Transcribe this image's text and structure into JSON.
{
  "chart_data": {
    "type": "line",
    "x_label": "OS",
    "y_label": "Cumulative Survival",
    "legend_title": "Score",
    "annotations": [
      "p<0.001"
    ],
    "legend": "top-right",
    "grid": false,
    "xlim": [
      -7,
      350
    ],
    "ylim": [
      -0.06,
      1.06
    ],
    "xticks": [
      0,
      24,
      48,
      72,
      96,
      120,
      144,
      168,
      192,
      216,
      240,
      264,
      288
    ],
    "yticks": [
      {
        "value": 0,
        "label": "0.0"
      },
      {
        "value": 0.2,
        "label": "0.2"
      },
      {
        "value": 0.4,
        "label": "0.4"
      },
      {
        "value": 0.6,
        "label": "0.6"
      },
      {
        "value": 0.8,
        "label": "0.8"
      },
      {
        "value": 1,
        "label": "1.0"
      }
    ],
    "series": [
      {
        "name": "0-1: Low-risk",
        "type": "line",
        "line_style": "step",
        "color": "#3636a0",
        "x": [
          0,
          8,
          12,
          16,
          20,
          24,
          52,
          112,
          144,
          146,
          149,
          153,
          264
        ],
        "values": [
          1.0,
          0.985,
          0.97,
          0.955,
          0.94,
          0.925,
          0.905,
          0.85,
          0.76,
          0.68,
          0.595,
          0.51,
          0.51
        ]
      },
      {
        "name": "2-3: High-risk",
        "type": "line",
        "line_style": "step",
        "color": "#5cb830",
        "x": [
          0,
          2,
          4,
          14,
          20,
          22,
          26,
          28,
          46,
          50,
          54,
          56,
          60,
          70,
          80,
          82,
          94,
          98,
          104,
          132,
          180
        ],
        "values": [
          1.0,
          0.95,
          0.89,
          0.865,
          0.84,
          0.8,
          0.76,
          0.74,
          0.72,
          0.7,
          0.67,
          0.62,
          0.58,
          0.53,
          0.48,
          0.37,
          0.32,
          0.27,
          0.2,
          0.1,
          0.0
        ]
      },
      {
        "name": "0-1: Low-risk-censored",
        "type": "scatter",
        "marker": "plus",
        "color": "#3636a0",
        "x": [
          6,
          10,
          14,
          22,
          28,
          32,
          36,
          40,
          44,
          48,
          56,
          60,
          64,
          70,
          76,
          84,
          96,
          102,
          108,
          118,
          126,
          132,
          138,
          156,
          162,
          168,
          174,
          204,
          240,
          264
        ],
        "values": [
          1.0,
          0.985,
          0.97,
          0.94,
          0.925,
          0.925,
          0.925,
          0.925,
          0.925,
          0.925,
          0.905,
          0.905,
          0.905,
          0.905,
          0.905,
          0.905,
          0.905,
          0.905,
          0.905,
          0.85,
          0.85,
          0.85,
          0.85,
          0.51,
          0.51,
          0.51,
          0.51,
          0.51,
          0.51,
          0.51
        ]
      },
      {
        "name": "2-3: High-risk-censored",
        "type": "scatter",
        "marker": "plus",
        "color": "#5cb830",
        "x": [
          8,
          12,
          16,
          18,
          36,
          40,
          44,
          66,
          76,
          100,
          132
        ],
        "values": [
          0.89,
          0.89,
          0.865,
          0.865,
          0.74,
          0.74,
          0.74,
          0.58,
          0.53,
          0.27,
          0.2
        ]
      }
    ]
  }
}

EXERCISE AIM. Give the data again, exactly as it stands.

SOLUTION FOR THIS EXERCISE.
Transcribe this image's text and structure into JSON.
{
  "chart_data": {
    "type": "line",
    "x_label": "OS",
    "y_label": "Cumulative Survival",
    "legend_title": "Score",
    "annotations": [
      "p<0.001"
    ],
    "legend": "top-right",
    "grid": false,
    "xlim": [
      -7,
      350
    ],
    "ylim": [
      -0.06,
      1.06
    ],
    "xticks": [
      0,
      24,
      48,
      72,
      96,
      120,
      144,
      168,
      192,
      216,
      240,
      264,
      288
    ],
    "yticks": [
      {
        "value": 0,
        "label": "0.0"
      },
      {
        "value": 0.2,
        "label": "0.2"
      },
      {
        "value": 0.4,
        "label": "0.4"
      },
      {
        "value": 0.6,
        "label": "0.6"
      },
      {
        "value": 0.8,
        "label": "0.8"
      },
      {
        "value": 1,
        "label": "1.0"
      }
    ],
    "series": [
      {
        "name": "0-1: Low-risk",
        "type": "line",
        "line_style": "step",
        "color": "#3636a0",
        "x": [
          0,
          8,
          12,
          16,
          20,
          24,
          52,
          112,
          144,
          146,
          149,
          153,
          264
        ],
        "values": [
          1.0,
          0.985,
          0.97,
          0.955,
          0.94,
          0.925,
          0.905,
          0.85,
          0.76,
          0.68,
          0.595,
          0.51,
          0.51
        ]
      },
      {
        "name": "2-3: High-risk",
        "type": "line",
        "line_style": "step",
        "color": "#5cb830",
        "x": [
          0,
          2,
          4,
          14,
          20,
          22,
          26,
          28,
          46,
          50,
          54,
          56,
          60,
          70,
          80,
          82,
          94,
          98,
          104,
          132,
          180
        ],
        "values": [
          1.0,
          0.95,
          0.89,
          0.865,
          0.84,
          0.8,
          0.76,
          0.74,
          0.72,
          0.7,
          0.67,
          0.62,
          0.58,
          0.53,
          0.48,
          0.37,
          0.32,
          0.27,
          0.2,
          0.1,
          0.0
        ]
      },
      {
        "name": "0-1: Low-risk-censored",
        "type": "scatter",
        "marker": "plus",
        "color": "#3636a0",
        "x": [
          6,
          10,
          14,
          22,
          28,
          32,
          36,
          40,
          44,
          48,
          56,
          60,
          64,
          70,
          76,
          84,
          96,
          102,
          108,
          118,
          126,
          132,
          138,
          156,
          162,
          168,
          174,
          204,
          240,
          264
        ],
        "values": [
          1.0,
          0.985,
          0.97,
          0.94,
          0.925,
          0.925,
          0.925,
          0.925,
          0.925,
          0.925,
          0.905,
          0.905,
          0.905,
          0.905,
          0.905,
          0.905,
          0.905,
          0.905,
          0.905,
          0.85,
          0.85,
          0.85,
          0.85,
          0.51,
          0.51,
          0.51,
          0.51,
          0.51,
          0.51,
          0.51
        ]
      },
      {
        "name": "2-3: High-risk-censored",
        "type": "scatter",
        "marker": "plus",
        "color": "#5cb830",
        "x": [
          8,
          12,
          16,
          18,
          36,
          40,
          44,
          66,
          76,
          100,
          132
        ],
        "values": [
          0.89,
          0.89,
          0.865,
          0.865,
          0.74,
          0.74,
          0.74,
          0.58,
          0.53,
          0.27,
          0.2
        ]
      }
    ]
  }
}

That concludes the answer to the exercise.